▶ Given data:

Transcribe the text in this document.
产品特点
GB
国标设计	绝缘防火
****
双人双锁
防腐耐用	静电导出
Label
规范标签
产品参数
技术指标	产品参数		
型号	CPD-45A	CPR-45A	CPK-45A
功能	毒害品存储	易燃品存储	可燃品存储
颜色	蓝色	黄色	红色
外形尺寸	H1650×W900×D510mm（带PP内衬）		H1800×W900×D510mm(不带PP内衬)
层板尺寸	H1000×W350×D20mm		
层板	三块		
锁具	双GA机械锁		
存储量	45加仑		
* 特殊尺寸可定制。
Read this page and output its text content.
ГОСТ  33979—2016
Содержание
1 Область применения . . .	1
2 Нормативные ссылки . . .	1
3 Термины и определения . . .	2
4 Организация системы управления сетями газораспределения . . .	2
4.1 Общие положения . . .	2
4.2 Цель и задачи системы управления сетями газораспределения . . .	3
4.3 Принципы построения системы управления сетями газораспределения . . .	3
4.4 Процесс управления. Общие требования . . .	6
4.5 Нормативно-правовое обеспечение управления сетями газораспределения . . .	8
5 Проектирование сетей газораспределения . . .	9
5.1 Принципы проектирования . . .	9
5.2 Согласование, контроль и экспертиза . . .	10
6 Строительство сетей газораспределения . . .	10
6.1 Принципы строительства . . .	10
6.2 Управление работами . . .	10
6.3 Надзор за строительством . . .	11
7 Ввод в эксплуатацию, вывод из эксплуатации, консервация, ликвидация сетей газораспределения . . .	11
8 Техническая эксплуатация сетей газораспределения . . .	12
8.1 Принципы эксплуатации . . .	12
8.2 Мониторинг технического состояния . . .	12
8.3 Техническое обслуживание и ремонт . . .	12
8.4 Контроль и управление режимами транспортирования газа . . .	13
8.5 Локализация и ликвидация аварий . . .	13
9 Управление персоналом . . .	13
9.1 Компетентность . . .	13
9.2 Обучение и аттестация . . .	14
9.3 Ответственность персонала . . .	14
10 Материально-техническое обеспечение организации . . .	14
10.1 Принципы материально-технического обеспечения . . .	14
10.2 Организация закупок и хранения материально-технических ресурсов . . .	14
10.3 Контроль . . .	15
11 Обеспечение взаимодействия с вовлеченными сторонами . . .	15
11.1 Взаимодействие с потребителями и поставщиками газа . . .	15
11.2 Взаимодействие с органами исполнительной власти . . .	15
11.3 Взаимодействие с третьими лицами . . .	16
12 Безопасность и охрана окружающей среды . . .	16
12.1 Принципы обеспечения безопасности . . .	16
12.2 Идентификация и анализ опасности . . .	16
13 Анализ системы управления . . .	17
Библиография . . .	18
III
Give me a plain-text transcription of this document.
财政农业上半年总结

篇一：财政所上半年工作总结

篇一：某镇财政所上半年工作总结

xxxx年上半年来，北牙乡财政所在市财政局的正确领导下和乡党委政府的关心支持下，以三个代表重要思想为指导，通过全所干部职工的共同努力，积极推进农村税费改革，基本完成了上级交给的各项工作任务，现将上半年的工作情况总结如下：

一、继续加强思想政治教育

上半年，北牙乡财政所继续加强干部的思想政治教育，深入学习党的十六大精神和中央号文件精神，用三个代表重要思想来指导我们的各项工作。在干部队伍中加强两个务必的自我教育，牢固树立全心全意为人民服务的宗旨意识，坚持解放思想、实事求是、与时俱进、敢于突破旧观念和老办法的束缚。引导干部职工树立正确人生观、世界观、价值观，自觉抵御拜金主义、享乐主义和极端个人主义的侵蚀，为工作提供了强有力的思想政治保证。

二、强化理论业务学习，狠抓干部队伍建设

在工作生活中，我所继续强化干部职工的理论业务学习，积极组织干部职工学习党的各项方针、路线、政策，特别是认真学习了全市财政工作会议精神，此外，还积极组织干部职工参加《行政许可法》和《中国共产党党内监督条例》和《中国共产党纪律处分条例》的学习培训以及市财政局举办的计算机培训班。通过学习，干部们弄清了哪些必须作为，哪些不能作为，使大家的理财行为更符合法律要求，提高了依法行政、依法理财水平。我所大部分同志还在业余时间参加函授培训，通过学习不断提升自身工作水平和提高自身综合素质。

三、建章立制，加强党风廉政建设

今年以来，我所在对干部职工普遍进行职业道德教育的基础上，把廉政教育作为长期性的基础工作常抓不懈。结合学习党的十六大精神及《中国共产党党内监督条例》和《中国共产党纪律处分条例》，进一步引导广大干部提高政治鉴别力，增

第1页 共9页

▶ Problem requirements: Search the preceding listing for "газораспределения" and extract every line where it is found.

▶ Completed exercise:
4 Организация системы управления сетями газораспределения . . .	2
4.2 Цель и задачи системы управления сетями газораспределения . . .	3
4.3 Принципы построения системы управления сетями газораспределения . . .	3
4.5 Нормативно-правовое обеспечение управления сетями газораспределения . . .	8
5 Проектирование сетей газораспределения . . .	9
6 Строительство сетей газораспределения . . .	10
7 Ввод в эксплуатацию, вывод из эксплуатации, консервация, ликвидация сетей газораспределения . . .	11
8 Техническая эксплуатация сетей газораспределения . . .	12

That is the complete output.